• **Extract provided**:
◆ ◆ ◆
J, I tend to go along with Ros and there is a lot of great stuff in this, but can you have too much of a good thing? but I am not sure if it is over-done or lacks a human voice - but I am going to read again and it maybe just me - not had my 3rd cup of coffee yet! I appreciate the Physics in this and you have avoided being too scientific, which would have made the poem read like a school lesson - anyway - (delete) and x ignore anything that doesn't work for you...

Pi Burned Alphabetics - not sure if this one detracts from below
Atomic Snowstorms in Left Handed Corners of the Mind - like this line
Circumference of Infinity & Where it Has Gotten Us - maybe - where has it gotten us


(It's) our winning wayS at losing (that) brings us here. x
Things that survive a nuclear winter - x
cockroaches, twinkies & infinity x
.
In time, rifles blossom in the dark - do you need the space below?

& water pounds (voices) from roofs. voices from roofs didn't work for me
Shadows would crawl into rocks; x
if the galaxy opened a wave in the night's lung - love this line - but would dark work better than night?
& we would think of nothing except time - again the line space didn't work for me below

not existing in the cursive call of violins

(except) your mother speaking thru background radiation - the repetition (can work) but I don't think it adds here
(except) the white noise of a whimper
(except) the music of lost charts
& blind notes scrawled on your hand in the rain
hum your lips numb as bleached sandstone - another great line

unfound in KOFA turn-around canyons - KOFA sounds like a football body! Can't find the reference?
◆ ◆ ◆
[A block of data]
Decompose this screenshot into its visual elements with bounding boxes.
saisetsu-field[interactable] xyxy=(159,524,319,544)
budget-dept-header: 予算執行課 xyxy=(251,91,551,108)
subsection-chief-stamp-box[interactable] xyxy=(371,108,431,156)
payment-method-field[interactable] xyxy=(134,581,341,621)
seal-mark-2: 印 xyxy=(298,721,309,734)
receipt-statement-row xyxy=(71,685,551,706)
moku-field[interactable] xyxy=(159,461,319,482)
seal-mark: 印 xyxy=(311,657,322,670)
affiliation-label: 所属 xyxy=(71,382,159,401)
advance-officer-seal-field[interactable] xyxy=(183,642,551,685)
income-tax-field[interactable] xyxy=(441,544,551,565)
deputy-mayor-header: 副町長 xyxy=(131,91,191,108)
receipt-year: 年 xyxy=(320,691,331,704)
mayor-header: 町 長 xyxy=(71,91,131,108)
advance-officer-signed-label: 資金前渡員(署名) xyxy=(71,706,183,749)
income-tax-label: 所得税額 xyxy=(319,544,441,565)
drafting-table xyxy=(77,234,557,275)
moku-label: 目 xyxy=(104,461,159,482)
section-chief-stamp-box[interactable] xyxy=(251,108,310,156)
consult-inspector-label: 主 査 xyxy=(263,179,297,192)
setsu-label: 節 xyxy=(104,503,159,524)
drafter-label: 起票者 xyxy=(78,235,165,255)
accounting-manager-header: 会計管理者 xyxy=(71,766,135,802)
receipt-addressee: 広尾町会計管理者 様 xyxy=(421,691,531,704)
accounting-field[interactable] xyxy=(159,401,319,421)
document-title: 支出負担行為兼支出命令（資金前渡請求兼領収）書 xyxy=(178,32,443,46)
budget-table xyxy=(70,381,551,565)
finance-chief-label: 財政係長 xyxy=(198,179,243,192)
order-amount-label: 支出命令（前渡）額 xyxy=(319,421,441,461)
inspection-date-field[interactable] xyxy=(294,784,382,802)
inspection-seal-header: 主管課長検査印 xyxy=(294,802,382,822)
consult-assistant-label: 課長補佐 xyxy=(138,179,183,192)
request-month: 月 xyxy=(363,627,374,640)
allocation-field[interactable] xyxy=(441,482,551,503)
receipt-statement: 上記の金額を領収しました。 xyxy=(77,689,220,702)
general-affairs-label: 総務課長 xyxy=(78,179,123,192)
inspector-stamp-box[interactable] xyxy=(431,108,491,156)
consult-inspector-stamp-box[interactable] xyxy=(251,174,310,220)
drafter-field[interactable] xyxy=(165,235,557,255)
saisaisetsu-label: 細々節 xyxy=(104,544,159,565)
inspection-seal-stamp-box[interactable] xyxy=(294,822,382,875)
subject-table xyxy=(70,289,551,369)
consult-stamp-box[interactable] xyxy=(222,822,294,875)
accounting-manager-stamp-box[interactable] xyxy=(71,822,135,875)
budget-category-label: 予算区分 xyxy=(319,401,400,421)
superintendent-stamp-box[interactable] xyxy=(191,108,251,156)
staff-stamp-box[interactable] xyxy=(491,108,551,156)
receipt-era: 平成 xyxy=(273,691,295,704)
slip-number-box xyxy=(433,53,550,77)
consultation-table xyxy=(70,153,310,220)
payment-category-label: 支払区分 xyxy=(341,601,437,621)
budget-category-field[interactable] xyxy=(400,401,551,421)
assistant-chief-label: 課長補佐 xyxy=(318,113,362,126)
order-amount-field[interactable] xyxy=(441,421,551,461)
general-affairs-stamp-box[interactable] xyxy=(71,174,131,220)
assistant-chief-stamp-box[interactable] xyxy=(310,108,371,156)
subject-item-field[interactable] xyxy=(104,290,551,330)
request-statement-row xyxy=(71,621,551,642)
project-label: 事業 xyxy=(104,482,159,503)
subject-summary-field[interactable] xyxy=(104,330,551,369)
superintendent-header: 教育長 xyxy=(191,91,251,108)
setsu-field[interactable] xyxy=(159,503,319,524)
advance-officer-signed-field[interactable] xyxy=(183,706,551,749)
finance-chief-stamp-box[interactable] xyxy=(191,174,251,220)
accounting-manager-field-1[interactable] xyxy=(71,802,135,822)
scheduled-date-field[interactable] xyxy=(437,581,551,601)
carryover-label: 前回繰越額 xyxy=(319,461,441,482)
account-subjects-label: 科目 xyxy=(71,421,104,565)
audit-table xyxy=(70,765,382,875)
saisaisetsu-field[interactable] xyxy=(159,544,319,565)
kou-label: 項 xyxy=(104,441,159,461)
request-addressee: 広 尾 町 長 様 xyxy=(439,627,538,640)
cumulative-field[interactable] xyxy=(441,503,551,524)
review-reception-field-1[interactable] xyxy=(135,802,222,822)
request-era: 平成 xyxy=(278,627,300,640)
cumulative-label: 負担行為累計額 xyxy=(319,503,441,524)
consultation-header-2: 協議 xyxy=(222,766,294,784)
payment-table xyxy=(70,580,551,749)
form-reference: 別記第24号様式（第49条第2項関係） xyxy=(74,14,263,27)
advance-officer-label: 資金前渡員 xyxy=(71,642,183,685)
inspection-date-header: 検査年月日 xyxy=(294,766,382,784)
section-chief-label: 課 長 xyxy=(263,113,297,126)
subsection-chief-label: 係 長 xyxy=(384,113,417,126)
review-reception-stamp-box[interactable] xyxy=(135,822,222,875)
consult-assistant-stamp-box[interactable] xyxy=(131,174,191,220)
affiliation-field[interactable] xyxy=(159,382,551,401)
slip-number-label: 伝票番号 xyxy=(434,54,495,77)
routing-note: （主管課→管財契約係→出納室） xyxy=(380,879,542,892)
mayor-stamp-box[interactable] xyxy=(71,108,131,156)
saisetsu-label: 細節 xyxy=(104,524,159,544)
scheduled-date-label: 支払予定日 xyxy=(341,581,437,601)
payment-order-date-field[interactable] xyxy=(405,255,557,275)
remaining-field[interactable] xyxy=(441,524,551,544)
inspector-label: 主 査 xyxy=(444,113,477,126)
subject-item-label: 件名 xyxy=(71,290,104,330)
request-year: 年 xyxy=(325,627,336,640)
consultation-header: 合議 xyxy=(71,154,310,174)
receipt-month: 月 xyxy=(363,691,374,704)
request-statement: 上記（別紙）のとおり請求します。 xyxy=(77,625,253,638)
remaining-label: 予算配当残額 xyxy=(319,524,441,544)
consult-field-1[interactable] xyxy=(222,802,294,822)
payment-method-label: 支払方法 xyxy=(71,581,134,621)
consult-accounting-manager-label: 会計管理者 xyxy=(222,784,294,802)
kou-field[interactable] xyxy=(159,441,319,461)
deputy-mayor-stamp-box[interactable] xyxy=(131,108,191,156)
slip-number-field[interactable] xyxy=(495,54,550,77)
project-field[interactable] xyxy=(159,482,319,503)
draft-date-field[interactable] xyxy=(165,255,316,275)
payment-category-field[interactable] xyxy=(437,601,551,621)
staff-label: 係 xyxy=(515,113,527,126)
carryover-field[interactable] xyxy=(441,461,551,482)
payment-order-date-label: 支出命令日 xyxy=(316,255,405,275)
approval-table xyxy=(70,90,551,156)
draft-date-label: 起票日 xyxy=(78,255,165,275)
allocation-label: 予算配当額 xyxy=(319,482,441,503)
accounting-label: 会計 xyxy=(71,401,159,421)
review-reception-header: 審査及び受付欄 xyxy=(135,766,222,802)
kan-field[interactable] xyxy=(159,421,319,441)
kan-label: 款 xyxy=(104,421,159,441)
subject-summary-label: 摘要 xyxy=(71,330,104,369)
◆ ◆ ◆
• **Task**:
Could you pull the passage of the poem critique running from "(except) your mother" up to and including "find the reference?", word for word?

• **Expected answer**:
(except) your mother speaking thru background radiation - the repetition (can work) but I don't think it adds here
(except) the white noise of a whimper
(except) the music of lost charts
& blind notes scrawled on your hand in the rain
hum your lips numb as bleached sandstone - another great line

unfound in KOFA turn-around canyons - KOFA sounds like a football body! Can't find the reference?